===== Records shown

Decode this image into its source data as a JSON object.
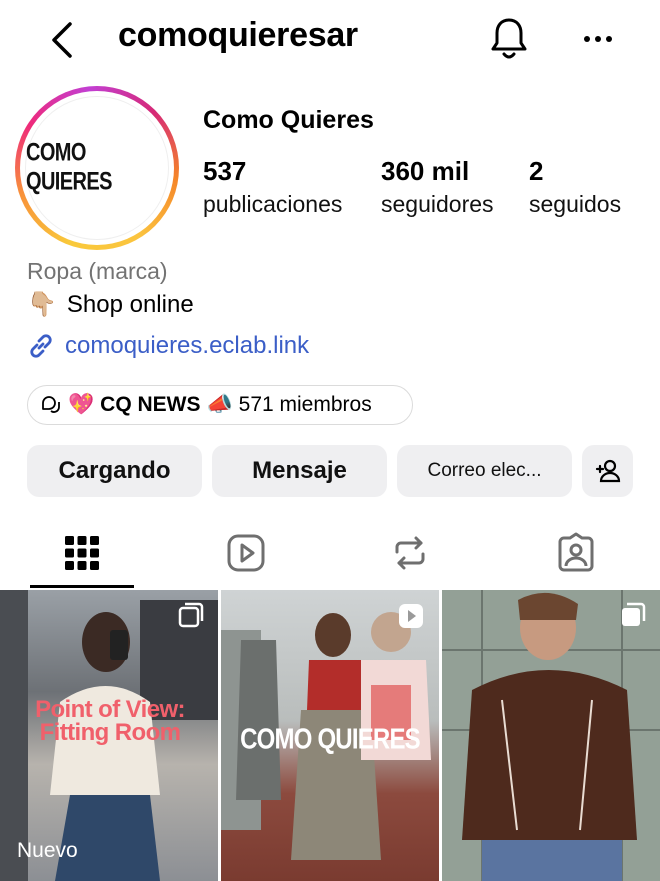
{
  "header": {
    "username": "comoquieresar"
  },
  "profile": {
    "avatar_text": "COMO QUIERES",
    "display_name": "Como Quieres",
    "stats": [
      {
        "value": "537",
        "label": "publicaciones"
      },
      {
        "value": "360 mil",
        "label": "seguidores"
      },
      {
        "value": "2",
        "label": "seguidos"
      }
    ],
    "category": "Ropa (marca)",
    "bio_emoji": "👇🏼",
    "bio_text": "Shop online",
    "link": "comoquieres.eclab.link"
  },
  "channel": {
    "emoji_left": "💖",
    "name": "CQ NEWS",
    "emoji_right": "📣",
    "members": "571 miembros"
  },
  "actions": {
    "follow_label": "Cargando",
    "message_label": "Mensaje",
    "email_label": "Correo elec..."
  },
  "grid": {
    "tiles": [
      {
        "overlay": "Point of View: Fitting Room",
        "tag": "Nuevo"
      },
      {
        "overlay": "COMO QUIERES"
      },
      {
        "overlay": ""
      }
    ]
  },
  "colors": {
    "link": "#3b5ec7",
    "button_bg": "#efeff1",
    "muted": "#737373"
  }
}
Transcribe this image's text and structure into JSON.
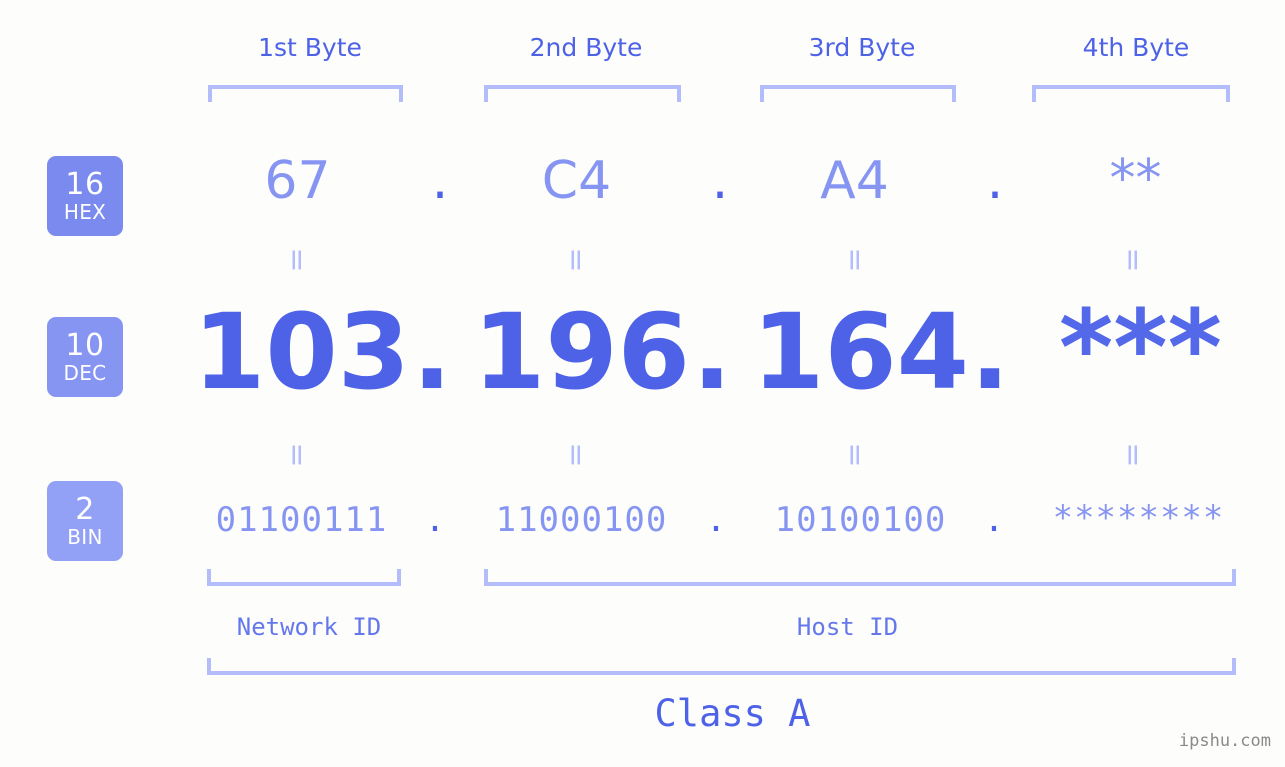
{
  "page": {
    "background_color": "#fdfefb",
    "accent_dark": "#4e62e8",
    "accent_mid": "#8795f2",
    "accent_light": "#b4bdfb",
    "watermark": "ipshu.com"
  },
  "byte_headers": [
    {
      "label": "1st Byte"
    },
    {
      "label": "2nd Byte"
    },
    {
      "label": "3rd Byte"
    },
    {
      "label": "4th Byte"
    }
  ],
  "bases": [
    {
      "number": "16",
      "name": "HEX",
      "color": "#7b8aee"
    },
    {
      "number": "10",
      "name": "DEC",
      "color": "#8795f2"
    },
    {
      "number": "2",
      "name": "BIN",
      "color": "#92a0f6"
    }
  ],
  "rows": {
    "hex": {
      "base_number": "16",
      "base_name": "HEX",
      "values": [
        "67",
        "C4",
        "A4",
        "**"
      ],
      "separator": "."
    },
    "dec": {
      "base_number": "10",
      "base_name": "DEC",
      "values": [
        "103",
        "196",
        "164",
        "***"
      ],
      "separator": "."
    },
    "bin": {
      "base_number": "2",
      "base_name": "BIN",
      "values": [
        "01100111",
        "11000100",
        "10100100",
        "********"
      ],
      "separator": "."
    }
  },
  "connectors": {
    "symbol": "="
  },
  "footer": {
    "network_id_label": "Network ID",
    "host_id_label": "Host ID",
    "class_label": "Class A"
  }
}
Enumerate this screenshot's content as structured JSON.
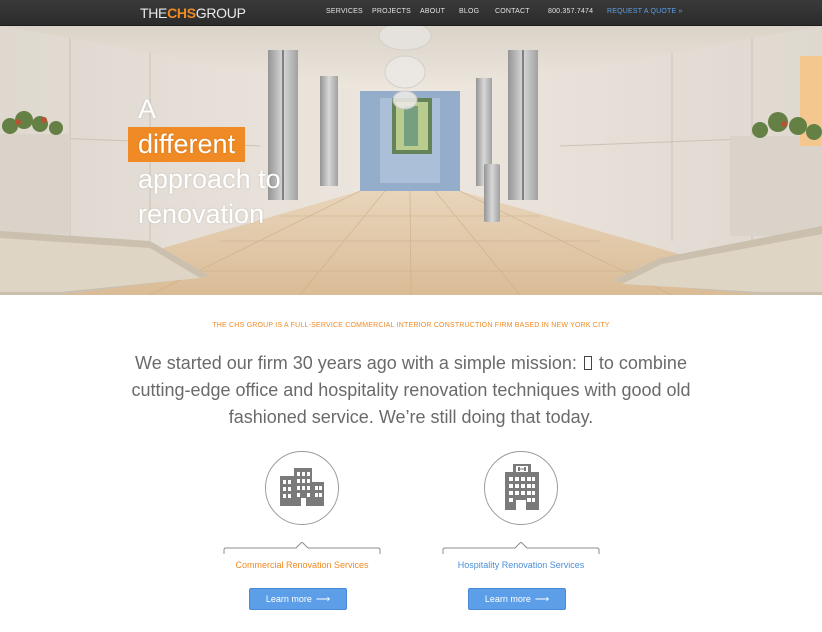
{
  "header": {
    "logo": {
      "pre": "THE",
      "mid": "CHS",
      "post": "GROUP"
    },
    "nav": [
      {
        "label": "SERVICES"
      },
      {
        "label": "PROJECTS"
      },
      {
        "label": "ABOUT"
      },
      {
        "label": "BLOG"
      },
      {
        "label": "CONTACT"
      }
    ],
    "phone": "800.357.7474",
    "quote": "REQUEST A QUOTE »"
  },
  "hero": {
    "line1": "A",
    "highlight": "different",
    "line3": "approach to",
    "line4": "renovation"
  },
  "intro": {
    "tagline": "THE CHS GROUP IS A FULL-SERVICE COMMERCIAL INTERIOR CONSTRUCTION FIRM BASED IN NEW YORK CITY",
    "mission_part1": "We started our firm 30 years ago with a simple mission:",
    "mission_part2": "to combine cutting-edge office and hospitality renovation techniques with good old fashioned service. We’re still doing that today."
  },
  "services": [
    {
      "title": "Commercial Renovation Services",
      "button": "Learn more",
      "icon": "office-buildings-icon",
      "color": "#f08a24"
    },
    {
      "title": "Hospitality Renovation Services",
      "button": "Learn more",
      "icon": "hotel-building-icon",
      "color": "#4a8fd6"
    }
  ],
  "colors": {
    "accent": "#f08a24",
    "link": "#4a8fd6",
    "button": "#5c9ee8",
    "nav_bg": "#333333"
  }
}
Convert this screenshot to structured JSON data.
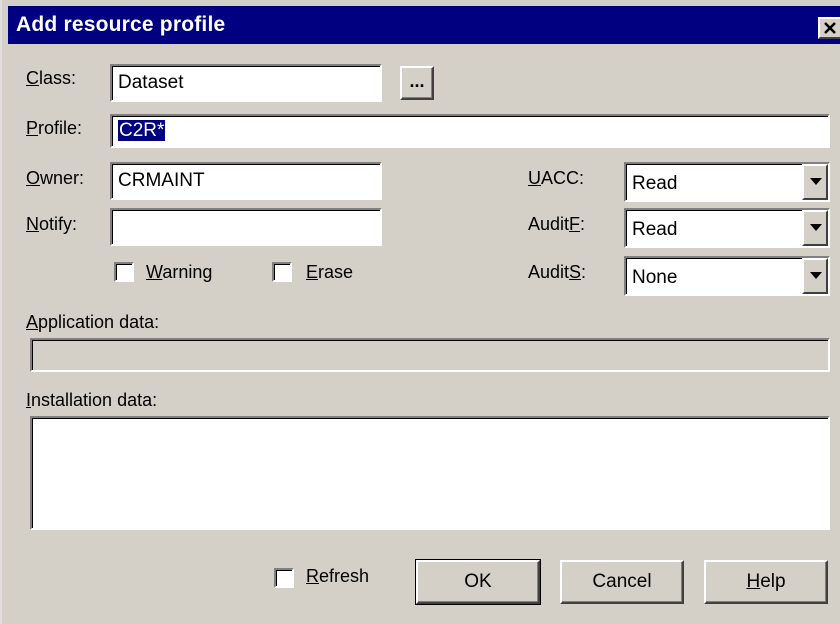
{
  "window": {
    "title": "Add resource profile",
    "close_glyph": "✕",
    "close_icon": "close-icon"
  },
  "form": {
    "class": {
      "label": "Class:",
      "value": "Dataset",
      "browse_label": "..."
    },
    "profile": {
      "label": "Profile:",
      "value": "C2R*"
    },
    "owner": {
      "label": "Owner:",
      "value": "CRMAINT"
    },
    "notify": {
      "label": "Notify:",
      "value": ""
    },
    "uacc": {
      "label": "UACC:",
      "value": "Read"
    },
    "auditf": {
      "label": "AuditF:",
      "value": "Read"
    },
    "audits": {
      "label": "AuditS:",
      "value": "None"
    },
    "warning": {
      "label": "Warning",
      "checked": false
    },
    "erase": {
      "label": "Erase",
      "checked": false
    },
    "application_data": {
      "label": "Application data:",
      "value": ""
    },
    "installation_data": {
      "label": "Installation data:",
      "value": ""
    }
  },
  "footer": {
    "refresh": {
      "label": "Refresh",
      "checked": false
    },
    "ok_label": "OK",
    "cancel_label": "Cancel",
    "help_label": "Help"
  },
  "colors": {
    "titlebar": "#000080",
    "face": "#d4d0c8",
    "selection": "#000080"
  }
}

==========

Exercise aim: Write out the listing above again, exactly, but with no pictures in the copy.

The reply:
Decode this image into its source data as a JSON object.
{
  "header": {
    "username": "comoquieresar"
  },
  "profile": {
    "avatar_text": "COMO QUIERES",
    "display_name": "Como Quieres",
    "stats": [
      {
        "value": "537",
        "label": "publicaciones"
      },
      {
        "value": "360 mil",
        "label": "seguidores"
      },
      {
        "value": "2",
        "label": "seguidos"
      }
    ],
    "category": "Ropa (marca)",
    "bio_emoji": "👇🏼",
    "bio_text": "Shop online",
    "link": "comoquieres.eclab.link"
  },
  "channel": {
    "emoji_left": "💖",
    "name": "CQ NEWS",
    "emoji_right": "📣",
    "members": "571 miembros"
  },
  "actions": {
    "follow_label": "Cargando",
    "message_label": "Mensaje",
    "email_label": "Correo elec..."
  },
  "grid": {
    "tiles": [
      {
        "overlay": "Point of View: Fitting Room",
        "tag": "Nuevo"
      },
      {
        "overlay": "COMO QUIERES"
      },
      {
        "overlay": ""
      }
    ]
  },
  "colors": {
    "link": "#3b5ec7",
    "button_bg": "#efeff1",
    "muted": "#737373"
  }
}
Transcribe this image's text and structure into JSON.
{
  "page": {
    "background_color": "#fdfefb",
    "accent_dark": "#4e62e8",
    "accent_mid": "#8795f2",
    "accent_light": "#b4bdfb",
    "watermark": "ipshu.com"
  },
  "byte_headers": [
    {
      "label": "1st Byte"
    },
    {
      "label": "2nd Byte"
    },
    {
      "label": "3rd Byte"
    },
    {
      "label": "4th Byte"
    }
  ],
  "bases": [
    {
      "number": "16",
      "name": "HEX",
      "color": "#7b8aee"
    },
    {
      "number": "10",
      "name": "DEC",
      "color": "#8795f2"
    },
    {
      "number": "2",
      "name": "BIN",
      "color": "#92a0f6"
    }
  ],
  "rows": {
    "hex": {
      "base_number": "16",
      "base_name": "HEX",
      "values": [
        "67",
        "C4",
        "A4",
        "**"
      ],
      "separator": "."
    },
    "dec": {
      "base_number": "10",
      "base_name": "DEC",
      "values": [
        "103",
        "196",
        "164",
        "***"
      ],
      "separator": "."
    },
    "bin": {
      "base_number": "2",
      "base_name": "BIN",
      "values": [
        "01100111",
        "11000100",
        "10100100",
        "********"
      ],
      "separator": "."
    }
  },
  "connectors": {
    "symbol": "="
  },
  "footer": {
    "network_id_label": "Network ID",
    "host_id_label": "Host ID",
    "class_label": "Class A"
  }
}
Enumerate this screenshot's content as structured JSON.
{
  "header": {
    "logo": {
      "pre": "THE",
      "mid": "CHS",
      "post": "GROUP"
    },
    "nav": [
      {
        "label": "SERVICES"
      },
      {
        "label": "PROJECTS"
      },
      {
        "label": "ABOUT"
      },
      {
        "label": "BLOG"
      },
      {
        "label": "CONTACT"
      }
    ],
    "phone": "800.357.7474",
    "quote": "REQUEST A QUOTE »"
  },
  "hero": {
    "line1": "A",
    "highlight": "different",
    "line3": "approach to",
    "line4": "renovation"
  },
  "intro": {
    "tagline": "THE CHS GROUP IS A FULL-SERVICE COMMERCIAL INTERIOR CONSTRUCTION FIRM BASED IN NEW YORK CITY",
    "mission_part1": "We started our firm 30 years ago with a simple mission:",
    "mission_part2": "to combine cutting-edge office and hospitality renovation techniques with good old fashioned service. We’re still doing that today."
  },
  "services": [
    {
      "title": "Commercial Renovation Services",
      "button": "Learn more",
      "icon": "office-buildings-icon",
      "color": "#f08a24"
    },
    {
      "title": "Hospitality Renovation Services",
      "button": "Learn more",
      "icon": "hotel-building-icon",
      "color": "#4a8fd6"
    }
  ],
  "colors": {
    "accent": "#f08a24",
    "link": "#4a8fd6",
    "button": "#5c9ee8",
    "nav_bg": "#333333"
  }
}
Convert this screenshot to structured JSON data.
{
  "window": {
    "title": "Add resource profile",
    "close_glyph": "✕",
    "close_icon": "close-icon"
  },
  "form": {
    "class": {
      "label": "Class:",
      "value": "Dataset",
      "browse_label": "..."
    },
    "profile": {
      "label": "Profile:",
      "value": "C2R*"
    },
    "owner": {
      "label": "Owner:",
      "value": "CRMAINT"
    },
    "notify": {
      "label": "Notify:",
      "value": ""
    },
    "uacc": {
      "label": "UACC:",
      "value": "Read"
    },
    "auditf": {
      "label": "AuditF:",
      "value": "Read"
    },
    "audits": {
      "label": "AuditS:",
      "value": "None"
    },
    "warning": {
      "label": "Warning",
      "checked": false
    },
    "erase": {
      "label": "Erase",
      "checked": false
    },
    "application_data": {
      "label": "Application data:",
      "value": ""
    },
    "installation_data": {
      "label": "Installation data:",
      "value": ""
    }
  },
  "footer": {
    "refresh": {
      "label": "Refresh",
      "checked": false
    },
    "ok_label": "OK",
    "cancel_label": "Cancel",
    "help_label": "Help"
  },
  "colors": {
    "titlebar": "#000080",
    "face": "#d4d0c8",
    "selection": "#000080"
  }
}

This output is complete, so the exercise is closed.